STORED DATA:
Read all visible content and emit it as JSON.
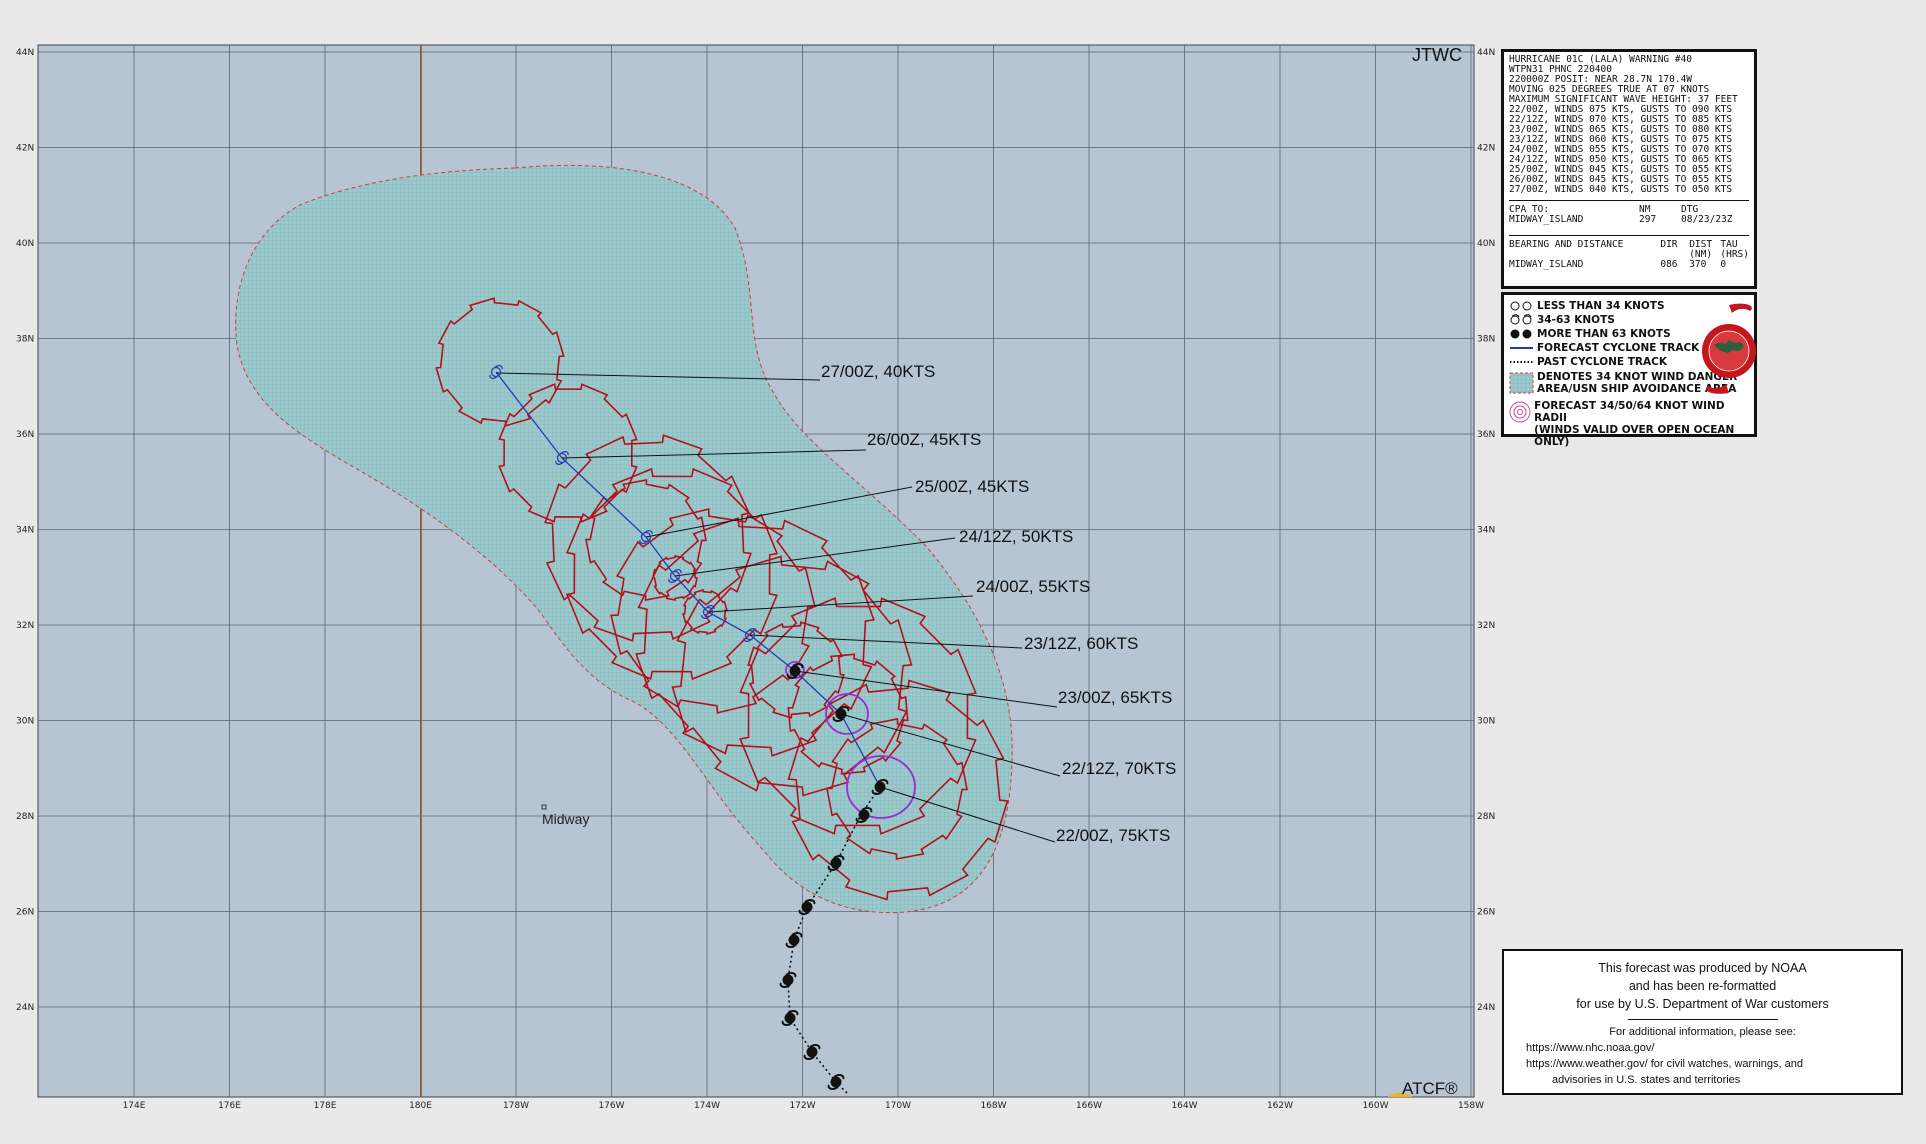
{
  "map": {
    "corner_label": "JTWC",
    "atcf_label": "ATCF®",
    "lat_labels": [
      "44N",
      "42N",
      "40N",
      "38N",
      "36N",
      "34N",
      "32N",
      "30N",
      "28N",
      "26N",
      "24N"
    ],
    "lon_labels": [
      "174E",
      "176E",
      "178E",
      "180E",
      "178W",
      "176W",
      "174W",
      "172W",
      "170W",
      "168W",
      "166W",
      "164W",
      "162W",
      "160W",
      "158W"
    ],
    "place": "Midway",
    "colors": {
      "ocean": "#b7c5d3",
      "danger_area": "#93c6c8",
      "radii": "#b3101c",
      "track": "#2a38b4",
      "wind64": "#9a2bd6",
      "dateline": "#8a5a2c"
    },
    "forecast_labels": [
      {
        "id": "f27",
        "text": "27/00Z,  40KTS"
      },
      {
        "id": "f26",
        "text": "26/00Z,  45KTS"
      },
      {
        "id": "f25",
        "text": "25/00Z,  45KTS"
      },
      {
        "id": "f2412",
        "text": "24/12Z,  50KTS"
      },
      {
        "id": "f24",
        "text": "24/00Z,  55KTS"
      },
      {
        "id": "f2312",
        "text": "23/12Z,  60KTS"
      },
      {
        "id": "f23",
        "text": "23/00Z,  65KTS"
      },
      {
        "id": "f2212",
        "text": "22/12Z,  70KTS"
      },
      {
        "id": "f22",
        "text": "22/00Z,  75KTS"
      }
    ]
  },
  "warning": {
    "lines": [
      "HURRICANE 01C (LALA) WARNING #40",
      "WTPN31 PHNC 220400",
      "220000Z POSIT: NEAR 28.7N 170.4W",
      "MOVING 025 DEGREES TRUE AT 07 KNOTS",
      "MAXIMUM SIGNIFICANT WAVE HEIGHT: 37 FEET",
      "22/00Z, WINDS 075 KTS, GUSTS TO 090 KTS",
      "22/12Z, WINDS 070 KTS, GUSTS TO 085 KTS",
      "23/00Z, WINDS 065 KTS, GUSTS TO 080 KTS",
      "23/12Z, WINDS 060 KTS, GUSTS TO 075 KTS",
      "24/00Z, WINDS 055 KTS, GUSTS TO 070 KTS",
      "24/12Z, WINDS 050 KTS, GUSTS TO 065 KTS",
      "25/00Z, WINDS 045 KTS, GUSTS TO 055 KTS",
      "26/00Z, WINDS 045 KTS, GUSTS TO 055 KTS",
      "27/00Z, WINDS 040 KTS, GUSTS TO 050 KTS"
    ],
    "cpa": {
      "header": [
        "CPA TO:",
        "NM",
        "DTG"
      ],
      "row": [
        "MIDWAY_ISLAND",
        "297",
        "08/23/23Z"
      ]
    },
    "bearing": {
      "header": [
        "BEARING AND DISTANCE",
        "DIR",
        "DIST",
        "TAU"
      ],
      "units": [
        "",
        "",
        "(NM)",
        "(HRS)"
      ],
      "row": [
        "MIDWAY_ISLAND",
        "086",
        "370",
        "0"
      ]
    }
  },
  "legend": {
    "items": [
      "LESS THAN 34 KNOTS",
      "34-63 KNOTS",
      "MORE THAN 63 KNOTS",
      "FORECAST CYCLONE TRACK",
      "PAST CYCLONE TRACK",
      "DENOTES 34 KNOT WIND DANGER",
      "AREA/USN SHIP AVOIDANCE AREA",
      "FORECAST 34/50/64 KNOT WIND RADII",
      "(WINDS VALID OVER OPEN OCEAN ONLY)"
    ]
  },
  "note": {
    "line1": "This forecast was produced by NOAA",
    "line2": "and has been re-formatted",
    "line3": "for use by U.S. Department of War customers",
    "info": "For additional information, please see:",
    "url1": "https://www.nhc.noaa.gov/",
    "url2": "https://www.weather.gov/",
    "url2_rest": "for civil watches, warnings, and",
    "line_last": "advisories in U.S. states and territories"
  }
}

REQUIRED WORK:
Give only the number of lines above that hold the string "text".

EXPECTED ANSWER:
9